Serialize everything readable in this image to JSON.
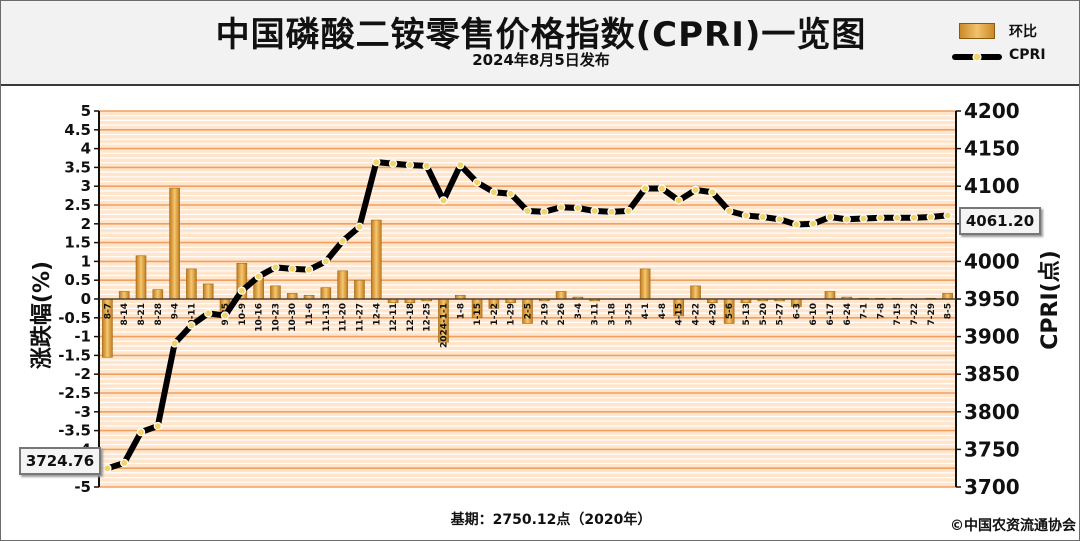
{
  "header": {
    "title": "中国磷酸二铵零售价格指数(CPRI)一览图",
    "subtitle": "2024年8月5日发布"
  },
  "legend": {
    "bar_label": "环比",
    "line_label": "CPRI"
  },
  "footer": {
    "base": "基期：2750.12点（2020年）",
    "copyright": "©中国农资流通协会"
  },
  "callouts": {
    "start": "3724.76",
    "end": "4061.20"
  },
  "colors": {
    "bar": "#e6a445",
    "line": "#000000",
    "marker": "#f3d36b",
    "plot_bg": "#ffe5cc",
    "grid_major": "#f0a060",
    "grid_minor": "#ffffff"
  },
  "chart_data": {
    "type": "bar+line",
    "ylabel_left": "涨跌幅(%)",
    "ylabel_right": "CPRI(点)",
    "ylim_left": [
      -5,
      5
    ],
    "ylim_right": [
      3700,
      4200
    ],
    "yticks_left": [
      "5",
      "4.5",
      "4",
      "3.5",
      "3",
      "2.5",
      "2",
      "1.5",
      "1",
      "0.5",
      "0",
      "-0.5",
      "-1",
      "-1.5",
      "-2",
      "-2.5",
      "-3",
      "-3.5",
      "-4",
      "-4.5",
      "-5"
    ],
    "yticks_right": [
      "4200",
      "4150",
      "4100",
      "4050",
      "4000",
      "3950",
      "3900",
      "3850",
      "3800",
      "3750",
      "3700"
    ],
    "categories": [
      "8-7",
      "8-14",
      "8-21",
      "8-28",
      "9-4",
      "9-11",
      "9-18",
      "9-25",
      "10-9",
      "10-16",
      "10-23",
      "10-30",
      "11-6",
      "11-13",
      "11-20",
      "11-27",
      "12-4",
      "12-11",
      "12-18",
      "12-25",
      "2024-1-1",
      "1-8",
      "1-15",
      "1-22",
      "1-29",
      "2-5",
      "2-19",
      "2-26",
      "3-4",
      "3-11",
      "3-18",
      "3-25",
      "4-1",
      "4-8",
      "4-15",
      "4-22",
      "4-29",
      "5-6",
      "5-13",
      "5-20",
      "5-27",
      "6-3",
      "6-10",
      "6-17",
      "6-24",
      "7-1",
      "7-8",
      "7-15",
      "7-22",
      "7-29",
      "8-5"
    ],
    "labeled_categories": [
      "8-7",
      "8-14",
      "8-21",
      "8-28",
      "9-4",
      "9-11",
      "9-25",
      "10-9",
      "10-16",
      "10-23",
      "10-30",
      "11-6",
      "11-13",
      "11-20",
      "11-27",
      "12-4",
      "12-11",
      "12-18",
      "12-25",
      "2024-1-1",
      "1-8",
      "1-15",
      "1-22",
      "1-29",
      "2-5",
      "2-19",
      "2-26",
      "3-4",
      "3-11",
      "3-18",
      "3-25",
      "4-1",
      "4-8",
      "4-15",
      "4-22",
      "4-29",
      "5-6",
      "5-13",
      "5-20",
      "5-27",
      "6-3",
      "6-10",
      "6-17",
      "6-24",
      "7-1",
      "7-8",
      "7-15",
      "7-22",
      "7-29",
      "8-5"
    ],
    "series": [
      {
        "name": "环比",
        "type": "bar",
        "values": [
          -1.55,
          0.2,
          1.15,
          0.25,
          2.95,
          0.8,
          0.4,
          -0.4,
          0.95,
          0.55,
          0.35,
          0.15,
          0.1,
          0.3,
          0.75,
          0.5,
          2.1,
          -0.1,
          -0.1,
          -0.05,
          -1.15,
          0.1,
          -0.5,
          -0.25,
          -0.1,
          -0.65,
          -0.05,
          0.2,
          0.05,
          -0.05,
          0.0,
          0.0,
          0.8,
          0.0,
          -0.45,
          0.35,
          -0.1,
          -0.65,
          -0.1,
          -0.05,
          -0.05,
          -0.2,
          0.0,
          0.2,
          0.05,
          0.02,
          0.02,
          0.02,
          0.0,
          0.02,
          0.15
        ]
      },
      {
        "name": "CPRI",
        "type": "line",
        "values": [
          3724.76,
          3732,
          3773,
          3781,
          3891,
          3915,
          3931,
          3928,
          3961,
          3980,
          3992,
          3990,
          3989,
          4000,
          4027,
          4046,
          4132,
          4130,
          4128,
          4127,
          4081,
          4128,
          4105,
          4092,
          4090,
          4067,
          4066,
          4072,
          4071,
          4067,
          4066,
          4067,
          4097,
          4097,
          4081,
          4095,
          4092,
          4067,
          4061,
          4059,
          4056,
          4049,
          4050,
          4059,
          4056,
          4057,
          4058,
          4058,
          4058,
          4059,
          4061.2
        ]
      }
    ]
  }
}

Task to carry out:
Repeat all the records above exactly, leaving out any pictures.

Task response:
Serialize everything readable in this image to JSON.
{
  "header": {
    "title": "中国磷酸二铵零售价格指数(CPRI)一览图",
    "subtitle": "2024年8月5日发布"
  },
  "legend": {
    "bar_label": "环比",
    "line_label": "CPRI"
  },
  "footer": {
    "base": "基期：2750.12点（2020年）",
    "copyright": "©中国农资流通协会"
  },
  "callouts": {
    "start": "3724.76",
    "end": "4061.20"
  },
  "colors": {
    "bar": "#e6a445",
    "line": "#000000",
    "marker": "#f3d36b",
    "plot_bg": "#ffe5cc",
    "grid_major": "#f0a060",
    "grid_minor": "#ffffff"
  },
  "chart_data": {
    "type": "bar+line",
    "ylabel_left": "涨跌幅(%)",
    "ylabel_right": "CPRI(点)",
    "ylim_left": [
      -5,
      5
    ],
    "ylim_right": [
      3700,
      4200
    ],
    "yticks_left": [
      "5",
      "4.5",
      "4",
      "3.5",
      "3",
      "2.5",
      "2",
      "1.5",
      "1",
      "0.5",
      "0",
      "-0.5",
      "-1",
      "-1.5",
      "-2",
      "-2.5",
      "-3",
      "-3.5",
      "-4",
      "-4.5",
      "-5"
    ],
    "yticks_right": [
      "4200",
      "4150",
      "4100",
      "4050",
      "4000",
      "3950",
      "3900",
      "3850",
      "3800",
      "3750",
      "3700"
    ],
    "categories": [
      "8-7",
      "8-14",
      "8-21",
      "8-28",
      "9-4",
      "9-11",
      "9-18",
      "9-25",
      "10-9",
      "10-16",
      "10-23",
      "10-30",
      "11-6",
      "11-13",
      "11-20",
      "11-27",
      "12-4",
      "12-11",
      "12-18",
      "12-25",
      "2024-1-1",
      "1-8",
      "1-15",
      "1-22",
      "1-29",
      "2-5",
      "2-19",
      "2-26",
      "3-4",
      "3-11",
      "3-18",
      "3-25",
      "4-1",
      "4-8",
      "4-15",
      "4-22",
      "4-29",
      "5-6",
      "5-13",
      "5-20",
      "5-27",
      "6-3",
      "6-10",
      "6-17",
      "6-24",
      "7-1",
      "7-8",
      "7-15",
      "7-22",
      "7-29",
      "8-5"
    ],
    "labeled_categories": [
      "8-7",
      "8-14",
      "8-21",
      "8-28",
      "9-4",
      "9-11",
      "9-25",
      "10-9",
      "10-16",
      "10-23",
      "10-30",
      "11-6",
      "11-13",
      "11-20",
      "11-27",
      "12-4",
      "12-11",
      "12-18",
      "12-25",
      "2024-1-1",
      "1-8",
      "1-15",
      "1-22",
      "1-29",
      "2-5",
      "2-19",
      "2-26",
      "3-4",
      "3-11",
      "3-18",
      "3-25",
      "4-1",
      "4-8",
      "4-15",
      "4-22",
      "4-29",
      "5-6",
      "5-13",
      "5-20",
      "5-27",
      "6-3",
      "6-10",
      "6-17",
      "6-24",
      "7-1",
      "7-8",
      "7-15",
      "7-22",
      "7-29",
      "8-5"
    ],
    "series": [
      {
        "name": "环比",
        "type": "bar",
        "values": [
          -1.55,
          0.2,
          1.15,
          0.25,
          2.95,
          0.8,
          0.4,
          -0.4,
          0.95,
          0.55,
          0.35,
          0.15,
          0.1,
          0.3,
          0.75,
          0.5,
          2.1,
          -0.1,
          -0.1,
          -0.05,
          -1.15,
          0.1,
          -0.5,
          -0.25,
          -0.1,
          -0.65,
          -0.05,
          0.2,
          0.05,
          -0.05,
          0.0,
          0.0,
          0.8,
          0.0,
          -0.45,
          0.35,
          -0.1,
          -0.65,
          -0.1,
          -0.05,
          -0.05,
          -0.2,
          0.0,
          0.2,
          0.05,
          0.02,
          0.02,
          0.02,
          0.0,
          0.02,
          0.15
        ]
      },
      {
        "name": "CPRI",
        "type": "line",
        "values": [
          3724.76,
          3732,
          3773,
          3781,
          3891,
          3915,
          3931,
          3928,
          3961,
          3980,
          3992,
          3990,
          3989,
          4000,
          4027,
          4046,
          4132,
          4130,
          4128,
          4127,
          4081,
          4128,
          4105,
          4092,
          4090,
          4067,
          4066,
          4072,
          4071,
          4067,
          4066,
          4067,
          4097,
          4097,
          4081,
          4095,
          4092,
          4067,
          4061,
          4059,
          4056,
          4049,
          4050,
          4059,
          4056,
          4057,
          4058,
          4058,
          4058,
          4059,
          4061.2
        ]
      }
    ]
  }
}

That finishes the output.